Provided records –
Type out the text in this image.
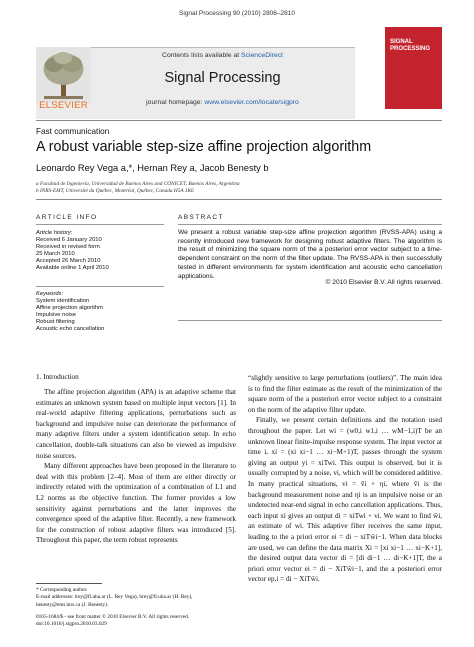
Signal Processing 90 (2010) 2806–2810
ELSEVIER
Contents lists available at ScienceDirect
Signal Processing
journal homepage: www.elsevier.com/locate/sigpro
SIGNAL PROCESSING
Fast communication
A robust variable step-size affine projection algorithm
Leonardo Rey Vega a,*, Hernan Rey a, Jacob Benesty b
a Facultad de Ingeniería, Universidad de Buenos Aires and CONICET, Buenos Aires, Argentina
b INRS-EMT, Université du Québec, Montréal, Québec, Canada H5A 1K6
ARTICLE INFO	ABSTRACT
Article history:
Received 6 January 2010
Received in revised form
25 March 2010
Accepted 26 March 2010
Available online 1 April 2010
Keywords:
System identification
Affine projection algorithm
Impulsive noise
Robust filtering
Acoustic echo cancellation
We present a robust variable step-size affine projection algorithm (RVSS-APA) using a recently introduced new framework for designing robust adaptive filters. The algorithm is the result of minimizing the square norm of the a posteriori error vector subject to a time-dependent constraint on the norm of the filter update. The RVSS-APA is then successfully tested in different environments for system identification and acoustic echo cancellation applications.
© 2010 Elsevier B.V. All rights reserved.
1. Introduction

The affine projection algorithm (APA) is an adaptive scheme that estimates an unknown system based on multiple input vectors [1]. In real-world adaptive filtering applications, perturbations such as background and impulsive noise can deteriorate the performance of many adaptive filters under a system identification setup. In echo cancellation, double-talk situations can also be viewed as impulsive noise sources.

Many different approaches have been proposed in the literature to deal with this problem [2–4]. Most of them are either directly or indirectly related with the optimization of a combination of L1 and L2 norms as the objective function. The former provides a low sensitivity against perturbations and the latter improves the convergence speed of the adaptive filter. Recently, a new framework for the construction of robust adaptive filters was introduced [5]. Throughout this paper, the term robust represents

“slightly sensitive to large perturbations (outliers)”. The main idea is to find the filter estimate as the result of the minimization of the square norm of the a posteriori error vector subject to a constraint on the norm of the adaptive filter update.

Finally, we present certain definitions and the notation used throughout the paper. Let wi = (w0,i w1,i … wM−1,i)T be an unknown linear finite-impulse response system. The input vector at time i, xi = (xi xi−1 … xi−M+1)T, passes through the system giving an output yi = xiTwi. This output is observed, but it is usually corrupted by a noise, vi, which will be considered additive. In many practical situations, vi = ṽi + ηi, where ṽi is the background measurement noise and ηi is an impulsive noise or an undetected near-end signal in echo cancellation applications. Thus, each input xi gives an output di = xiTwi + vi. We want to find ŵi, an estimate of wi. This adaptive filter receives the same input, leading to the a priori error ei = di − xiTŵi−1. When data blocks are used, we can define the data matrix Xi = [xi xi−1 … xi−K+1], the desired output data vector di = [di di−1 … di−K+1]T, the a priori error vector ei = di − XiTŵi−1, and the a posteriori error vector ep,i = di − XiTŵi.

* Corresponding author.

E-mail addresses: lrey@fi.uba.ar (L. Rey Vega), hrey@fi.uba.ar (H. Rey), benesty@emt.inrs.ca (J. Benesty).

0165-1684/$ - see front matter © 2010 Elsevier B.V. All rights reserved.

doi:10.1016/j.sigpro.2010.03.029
---
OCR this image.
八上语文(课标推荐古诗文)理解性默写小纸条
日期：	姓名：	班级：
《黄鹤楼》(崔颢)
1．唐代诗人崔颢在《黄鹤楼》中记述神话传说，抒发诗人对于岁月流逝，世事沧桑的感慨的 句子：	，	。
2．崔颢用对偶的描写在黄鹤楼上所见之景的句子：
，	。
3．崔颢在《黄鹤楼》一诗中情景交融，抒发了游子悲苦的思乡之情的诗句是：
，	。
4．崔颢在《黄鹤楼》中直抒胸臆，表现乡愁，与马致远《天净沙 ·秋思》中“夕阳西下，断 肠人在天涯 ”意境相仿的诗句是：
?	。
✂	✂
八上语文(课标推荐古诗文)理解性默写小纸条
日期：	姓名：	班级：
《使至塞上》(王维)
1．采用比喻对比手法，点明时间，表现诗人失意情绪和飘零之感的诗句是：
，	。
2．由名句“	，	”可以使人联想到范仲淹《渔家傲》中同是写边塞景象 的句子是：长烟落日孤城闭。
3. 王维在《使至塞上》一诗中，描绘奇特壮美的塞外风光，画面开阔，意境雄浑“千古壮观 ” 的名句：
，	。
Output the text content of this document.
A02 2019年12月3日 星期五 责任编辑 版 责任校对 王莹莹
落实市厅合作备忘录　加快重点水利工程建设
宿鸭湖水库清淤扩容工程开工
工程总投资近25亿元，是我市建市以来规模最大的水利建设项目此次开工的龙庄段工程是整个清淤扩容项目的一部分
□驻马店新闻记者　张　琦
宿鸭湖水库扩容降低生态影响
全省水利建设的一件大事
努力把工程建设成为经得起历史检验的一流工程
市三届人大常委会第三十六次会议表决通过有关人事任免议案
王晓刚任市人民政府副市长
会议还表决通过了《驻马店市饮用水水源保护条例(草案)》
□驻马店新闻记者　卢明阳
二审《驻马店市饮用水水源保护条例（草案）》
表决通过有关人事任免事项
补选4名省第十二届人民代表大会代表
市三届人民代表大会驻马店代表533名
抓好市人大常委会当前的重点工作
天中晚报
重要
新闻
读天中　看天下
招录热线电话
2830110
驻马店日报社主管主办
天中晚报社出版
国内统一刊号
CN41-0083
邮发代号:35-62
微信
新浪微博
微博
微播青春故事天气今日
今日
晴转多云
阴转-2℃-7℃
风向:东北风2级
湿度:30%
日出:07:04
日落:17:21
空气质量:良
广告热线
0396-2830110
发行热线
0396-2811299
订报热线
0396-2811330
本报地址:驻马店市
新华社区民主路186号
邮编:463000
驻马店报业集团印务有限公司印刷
--
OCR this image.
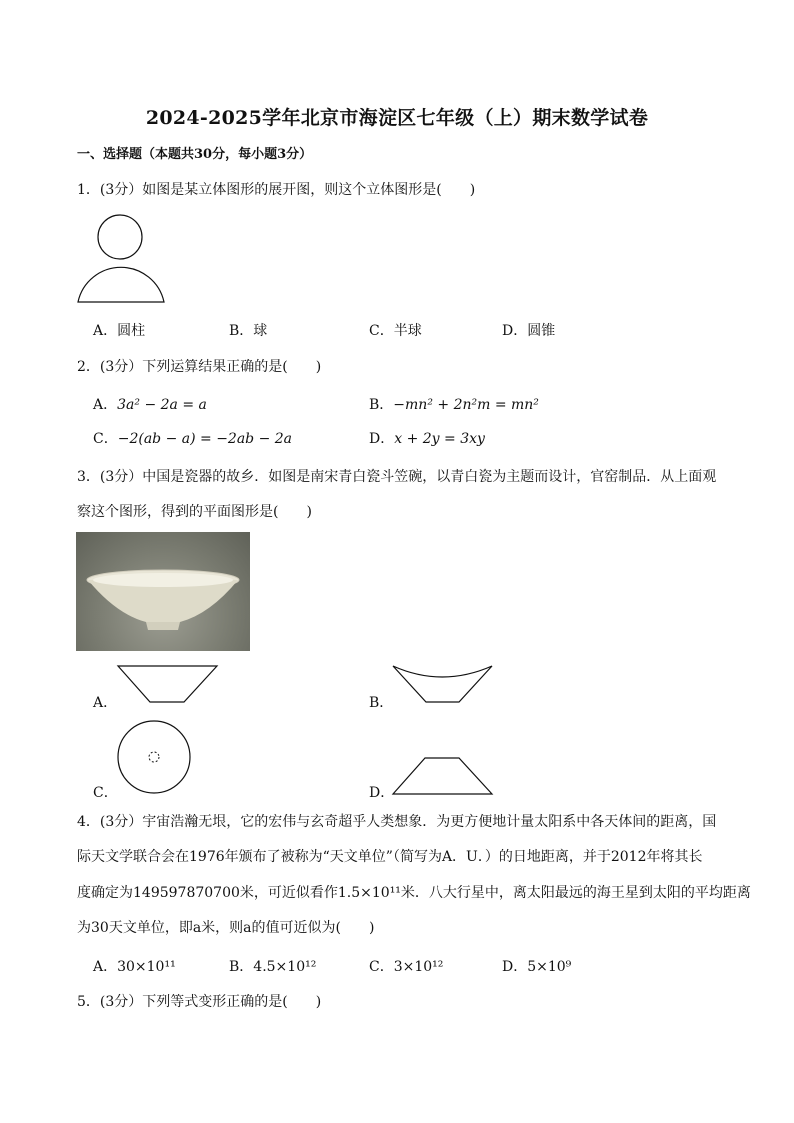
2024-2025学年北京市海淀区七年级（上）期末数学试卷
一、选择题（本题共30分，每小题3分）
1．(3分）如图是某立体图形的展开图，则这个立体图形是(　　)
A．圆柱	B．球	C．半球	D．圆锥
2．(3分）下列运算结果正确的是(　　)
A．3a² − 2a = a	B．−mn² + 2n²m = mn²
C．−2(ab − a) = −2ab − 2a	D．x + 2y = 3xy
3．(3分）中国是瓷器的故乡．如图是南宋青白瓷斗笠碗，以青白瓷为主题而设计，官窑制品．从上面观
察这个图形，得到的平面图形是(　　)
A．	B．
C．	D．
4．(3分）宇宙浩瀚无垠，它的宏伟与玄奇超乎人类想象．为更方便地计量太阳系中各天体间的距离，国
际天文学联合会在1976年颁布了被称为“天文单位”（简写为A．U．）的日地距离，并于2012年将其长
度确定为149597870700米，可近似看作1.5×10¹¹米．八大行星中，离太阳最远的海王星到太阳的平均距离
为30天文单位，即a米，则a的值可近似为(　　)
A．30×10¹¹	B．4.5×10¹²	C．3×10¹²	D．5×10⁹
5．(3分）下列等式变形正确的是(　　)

Short problem –
Only the count is wanted: report how many lines of the material above hold the word "使至塞上".

Problem solution –
2